- [Directions] Pictures stay out of the copy; set down each line of the listing below exactly.

[Records contained in a dataset]
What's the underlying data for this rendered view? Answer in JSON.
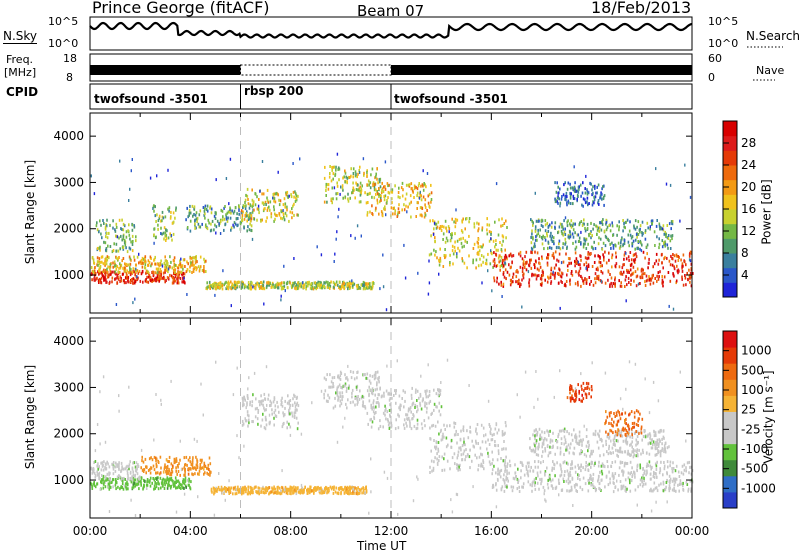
{
  "header": {
    "station": "Prince George (fitACF)",
    "beam": "Beam 07",
    "date": "18/Feb/2013"
  },
  "side_labels": {
    "nsky": "N.Sky",
    "freq": "Freq.",
    "freq_unit": "[MHz]",
    "cpid": "CPID",
    "nsearch": "N.Search",
    "nave": "Nave",
    "nsky_ticks": [
      "10^5",
      "10^0"
    ],
    "nsearch_ticks": [
      "10^5",
      "10^0"
    ],
    "freq_ticks": [
      "18",
      "8"
    ],
    "nave_ticks": [
      "60",
      "0"
    ]
  },
  "cpid_segments": [
    {
      "label": "twofsound -3501",
      "start": 0,
      "end": 6
    },
    {
      "label": "rbsp 200",
      "start": 6,
      "end": 12
    },
    {
      "label": "twofsound -3501",
      "start": 12,
      "end": 24
    }
  ],
  "chart_data": [
    {
      "type": "heatmap",
      "panel": "power",
      "ylabel": "Slant Range [km]",
      "xlabel": "Time UT",
      "xlim": [
        0,
        24
      ],
      "ylim": [
        180,
        4500
      ],
      "yticks": [
        "1000",
        "2000",
        "3000",
        "4000"
      ],
      "colorbar": {
        "label": "Power [dB]",
        "ticks": [
          "4",
          "8",
          "12",
          "16",
          "20",
          "24",
          "28"
        ],
        "colors": [
          "#1f24d8",
          "#2a57c9",
          "#3a7f9e",
          "#4f9a6a",
          "#74b845",
          "#c8d12f",
          "#f0c21c",
          "#f39a14",
          "#ee6a0c",
          "#e53a07",
          "#dd1b1b",
          "#d80000"
        ]
      },
      "regions": [
        {
          "t0": 0.0,
          "t1": 3.8,
          "r0": 820,
          "r1": 1080,
          "level": 0.85
        },
        {
          "t0": 0.0,
          "t1": 4.6,
          "r0": 1050,
          "r1": 1400,
          "level": 0.55
        },
        {
          "t0": 0.2,
          "t1": 1.8,
          "r0": 1500,
          "r1": 2200,
          "level": 0.35
        },
        {
          "t0": 2.5,
          "t1": 3.4,
          "r0": 1700,
          "r1": 2500,
          "level": 0.4
        },
        {
          "t0": 3.8,
          "t1": 6.5,
          "r0": 1950,
          "r1": 2500,
          "level": 0.3
        },
        {
          "t0": 4.6,
          "t1": 11.3,
          "r0": 700,
          "r1": 850,
          "level": 0.45
        },
        {
          "t0": 6.0,
          "t1": 8.3,
          "r0": 2150,
          "r1": 2850,
          "level": 0.5
        },
        {
          "t0": 9.3,
          "t1": 11.6,
          "r0": 2550,
          "r1": 3350,
          "level": 0.45
        },
        {
          "t0": 11.0,
          "t1": 13.6,
          "r0": 2250,
          "r1": 3000,
          "level": 0.55
        },
        {
          "t0": 13.5,
          "t1": 16.6,
          "r0": 1150,
          "r1": 2250,
          "level": 0.5
        },
        {
          "t0": 16.0,
          "t1": 24.0,
          "r0": 750,
          "r1": 1500,
          "level": 0.82
        },
        {
          "t0": 17.5,
          "t1": 23.2,
          "r0": 1550,
          "r1": 2200,
          "level": 0.3
        },
        {
          "t0": 18.5,
          "t1": 20.5,
          "r0": 2500,
          "r1": 3000,
          "level": 0.15
        }
      ]
    },
    {
      "type": "heatmap",
      "panel": "velocity",
      "ylabel": "Slant Range [km]",
      "xlabel": "Time UT",
      "xlim": [
        0,
        24
      ],
      "ylim": [
        180,
        4500
      ],
      "yticks": [
        "1000",
        "2000",
        "3000",
        "4000"
      ],
      "xticks": [
        "00:00",
        "04:00",
        "08:00",
        "12:00",
        "16:00",
        "20:00",
        "00:00"
      ],
      "colorbar": {
        "label": "Velocity [m s⁻¹]",
        "ticks": [
          "1000",
          "500",
          "100",
          "25",
          "-25",
          "-100",
          "-500",
          "-1000"
        ],
        "colors": [
          "#2a3fc8",
          "#2f6ec6",
          "#3f8a3a",
          "#62c23c",
          "#c8c8c8",
          "#c8c8c8",
          "#f5b335",
          "#f09020",
          "#ee6a10",
          "#e53a07",
          "#dd1010"
        ]
      },
      "regions": [
        {
          "t0": 0.0,
          "t1": 4.0,
          "r0": 800,
          "r1": 1050,
          "color": 3
        },
        {
          "t0": 0.0,
          "t1": 2.0,
          "r0": 1000,
          "r1": 1400,
          "color": 4
        },
        {
          "t0": 2.0,
          "t1": 4.8,
          "r0": 1100,
          "r1": 1500,
          "color": 7
        },
        {
          "t0": 4.8,
          "t1": 11.0,
          "r0": 700,
          "r1": 850,
          "color": 6
        },
        {
          "t0": 6.0,
          "t1": 8.3,
          "r0": 2100,
          "r1": 2850,
          "color": 4
        },
        {
          "t0": 9.3,
          "t1": 11.6,
          "r0": 2550,
          "r1": 3350,
          "color": 4
        },
        {
          "t0": 11.0,
          "t1": 14.0,
          "r0": 2100,
          "r1": 3000,
          "color": 4
        },
        {
          "t0": 13.5,
          "t1": 16.6,
          "r0": 1150,
          "r1": 2250,
          "color": 4
        },
        {
          "t0": 16.0,
          "t1": 24.0,
          "r0": 750,
          "r1": 1400,
          "color": 4
        },
        {
          "t0": 17.5,
          "t1": 23.0,
          "r0": 1500,
          "r1": 2100,
          "color": 4
        },
        {
          "t0": 20.5,
          "t1": 22.0,
          "r0": 1950,
          "r1": 2500,
          "color": 8
        },
        {
          "t0": 19.0,
          "t1": 20.0,
          "r0": 2700,
          "r1": 3100,
          "color": 9
        }
      ]
    }
  ]
}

- [Worked solution]
What's the underlying data for this rendered view? Answer in JSON.
{
  "header": {
    "station": "Prince George (fitACF)",
    "beam": "Beam 07",
    "date": "18/Feb/2013"
  },
  "side_labels": {
    "nsky": "N.Sky",
    "freq": "Freq.",
    "freq_unit": "[MHz]",
    "cpid": "CPID",
    "nsearch": "N.Search",
    "nave": "Nave",
    "nsky_ticks": [
      "10^5",
      "10^0"
    ],
    "nsearch_ticks": [
      "10^5",
      "10^0"
    ],
    "freq_ticks": [
      "18",
      "8"
    ],
    "nave_ticks": [
      "60",
      "0"
    ]
  },
  "cpid_segments": [
    {
      "label": "twofsound -3501",
      "start": 0,
      "end": 6
    },
    {
      "label": "rbsp 200",
      "start": 6,
      "end": 12
    },
    {
      "label": "twofsound -3501",
      "start": 12,
      "end": 24
    }
  ],
  "chart_data": [
    {
      "type": "heatmap",
      "panel": "power",
      "ylabel": "Slant Range [km]",
      "xlabel": "Time UT",
      "xlim": [
        0,
        24
      ],
      "ylim": [
        180,
        4500
      ],
      "yticks": [
        "1000",
        "2000",
        "3000",
        "4000"
      ],
      "colorbar": {
        "label": "Power [dB]",
        "ticks": [
          "4",
          "8",
          "12",
          "16",
          "20",
          "24",
          "28"
        ],
        "colors": [
          "#1f24d8",
          "#2a57c9",
          "#3a7f9e",
          "#4f9a6a",
          "#74b845",
          "#c8d12f",
          "#f0c21c",
          "#f39a14",
          "#ee6a0c",
          "#e53a07",
          "#dd1b1b",
          "#d80000"
        ]
      },
      "regions": [
        {
          "t0": 0.0,
          "t1": 3.8,
          "r0": 820,
          "r1": 1080,
          "level": 0.85
        },
        {
          "t0": 0.0,
          "t1": 4.6,
          "r0": 1050,
          "r1": 1400,
          "level": 0.55
        },
        {
          "t0": 0.2,
          "t1": 1.8,
          "r0": 1500,
          "r1": 2200,
          "level": 0.35
        },
        {
          "t0": 2.5,
          "t1": 3.4,
          "r0": 1700,
          "r1": 2500,
          "level": 0.4
        },
        {
          "t0": 3.8,
          "t1": 6.5,
          "r0": 1950,
          "r1": 2500,
          "level": 0.3
        },
        {
          "t0": 4.6,
          "t1": 11.3,
          "r0": 700,
          "r1": 850,
          "level": 0.45
        },
        {
          "t0": 6.0,
          "t1": 8.3,
          "r0": 2150,
          "r1": 2850,
          "level": 0.5
        },
        {
          "t0": 9.3,
          "t1": 11.6,
          "r0": 2550,
          "r1": 3350,
          "level": 0.45
        },
        {
          "t0": 11.0,
          "t1": 13.6,
          "r0": 2250,
          "r1": 3000,
          "level": 0.55
        },
        {
          "t0": 13.5,
          "t1": 16.6,
          "r0": 1150,
          "r1": 2250,
          "level": 0.5
        },
        {
          "t0": 16.0,
          "t1": 24.0,
          "r0": 750,
          "r1": 1500,
          "level": 0.82
        },
        {
          "t0": 17.5,
          "t1": 23.2,
          "r0": 1550,
          "r1": 2200,
          "level": 0.3
        },
        {
          "t0": 18.5,
          "t1": 20.5,
          "r0": 2500,
          "r1": 3000,
          "level": 0.15
        }
      ]
    },
    {
      "type": "heatmap",
      "panel": "velocity",
      "ylabel": "Slant Range [km]",
      "xlabel": "Time UT",
      "xlim": [
        0,
        24
      ],
      "ylim": [
        180,
        4500
      ],
      "yticks": [
        "1000",
        "2000",
        "3000",
        "4000"
      ],
      "xticks": [
        "00:00",
        "04:00",
        "08:00",
        "12:00",
        "16:00",
        "20:00",
        "00:00"
      ],
      "colorbar": {
        "label": "Velocity [m s⁻¹]",
        "ticks": [
          "1000",
          "500",
          "100",
          "25",
          "-25",
          "-100",
          "-500",
          "-1000"
        ],
        "colors": [
          "#2a3fc8",
          "#2f6ec6",
          "#3f8a3a",
          "#62c23c",
          "#c8c8c8",
          "#c8c8c8",
          "#f5b335",
          "#f09020",
          "#ee6a10",
          "#e53a07",
          "#dd1010"
        ]
      },
      "regions": [
        {
          "t0": 0.0,
          "t1": 4.0,
          "r0": 800,
          "r1": 1050,
          "color": 3
        },
        {
          "t0": 0.0,
          "t1": 2.0,
          "r0": 1000,
          "r1": 1400,
          "color": 4
        },
        {
          "t0": 2.0,
          "t1": 4.8,
          "r0": 1100,
          "r1": 1500,
          "color": 7
        },
        {
          "t0": 4.8,
          "t1": 11.0,
          "r0": 700,
          "r1": 850,
          "color": 6
        },
        {
          "t0": 6.0,
          "t1": 8.3,
          "r0": 2100,
          "r1": 2850,
          "color": 4
        },
        {
          "t0": 9.3,
          "t1": 11.6,
          "r0": 2550,
          "r1": 3350,
          "color": 4
        },
        {
          "t0": 11.0,
          "t1": 14.0,
          "r0": 2100,
          "r1": 3000,
          "color": 4
        },
        {
          "t0": 13.5,
          "t1": 16.6,
          "r0": 1150,
          "r1": 2250,
          "color": 4
        },
        {
          "t0": 16.0,
          "t1": 24.0,
          "r0": 750,
          "r1": 1400,
          "color": 4
        },
        {
          "t0": 17.5,
          "t1": 23.0,
          "r0": 1500,
          "r1": 2100,
          "color": 4
        },
        {
          "t0": 20.5,
          "t1": 22.0,
          "r0": 1950,
          "r1": 2500,
          "color": 8
        },
        {
          "t0": 19.0,
          "t1": 20.0,
          "r0": 2700,
          "r1": 3100,
          "color": 9
        }
      ]
    }
  ]
}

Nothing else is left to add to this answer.